WHAT YOU ARE ASKED TO DO:
Copy out every line of the material below, word for word, but leave out the pictures.

------ SUPPLIED DATA

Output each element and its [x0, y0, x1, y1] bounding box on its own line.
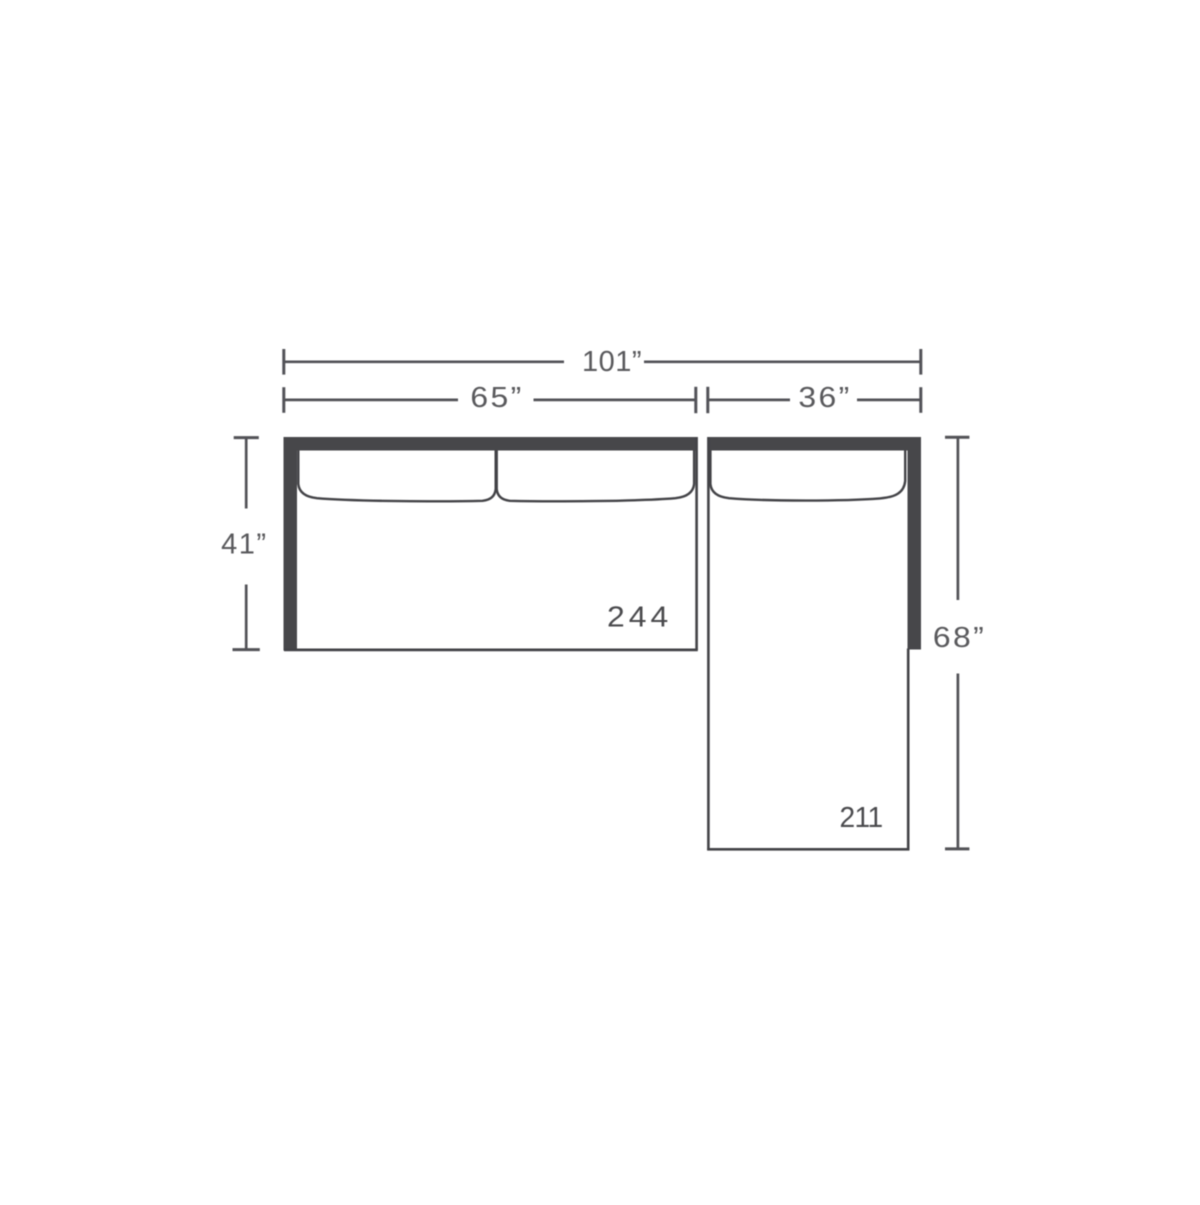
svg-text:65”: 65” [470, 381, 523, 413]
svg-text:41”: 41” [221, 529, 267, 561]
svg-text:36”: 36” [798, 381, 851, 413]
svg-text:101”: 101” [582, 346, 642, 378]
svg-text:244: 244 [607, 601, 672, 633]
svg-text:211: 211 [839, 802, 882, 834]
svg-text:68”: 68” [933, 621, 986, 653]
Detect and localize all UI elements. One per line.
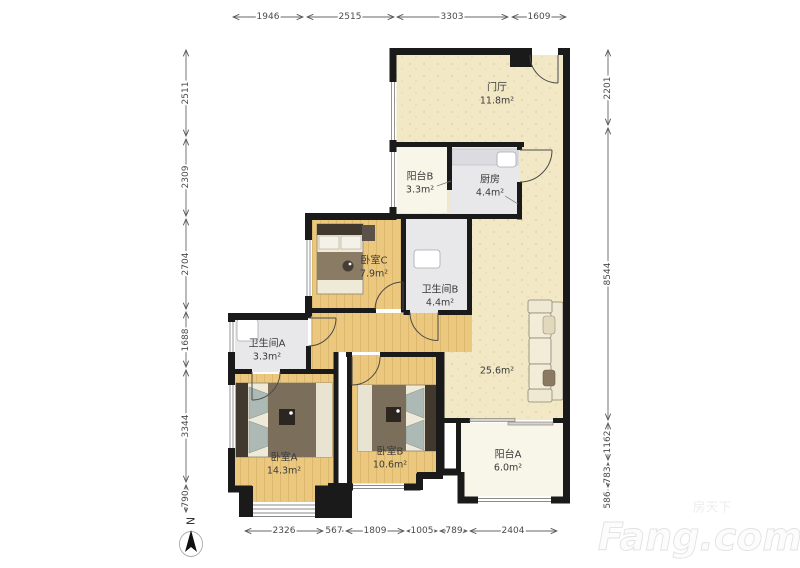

------------

RESPONSE TO THE TASK:
Output each element and its [x0, y0, x1, y1] bounding box on its own line.
svg-text:65”: 65” [470, 381, 523, 413]
svg-text:41”: 41” [221, 529, 267, 561]
svg-text:36”: 36” [798, 381, 851, 413]
svg-text:101”: 101” [582, 346, 642, 378]
svg-text:244: 244 [607, 601, 672, 633]
svg-text:211: 211 [839, 802, 882, 834]
svg-text:68”: 68” [933, 621, 986, 653]
Detect and localize all UI elements. One per line.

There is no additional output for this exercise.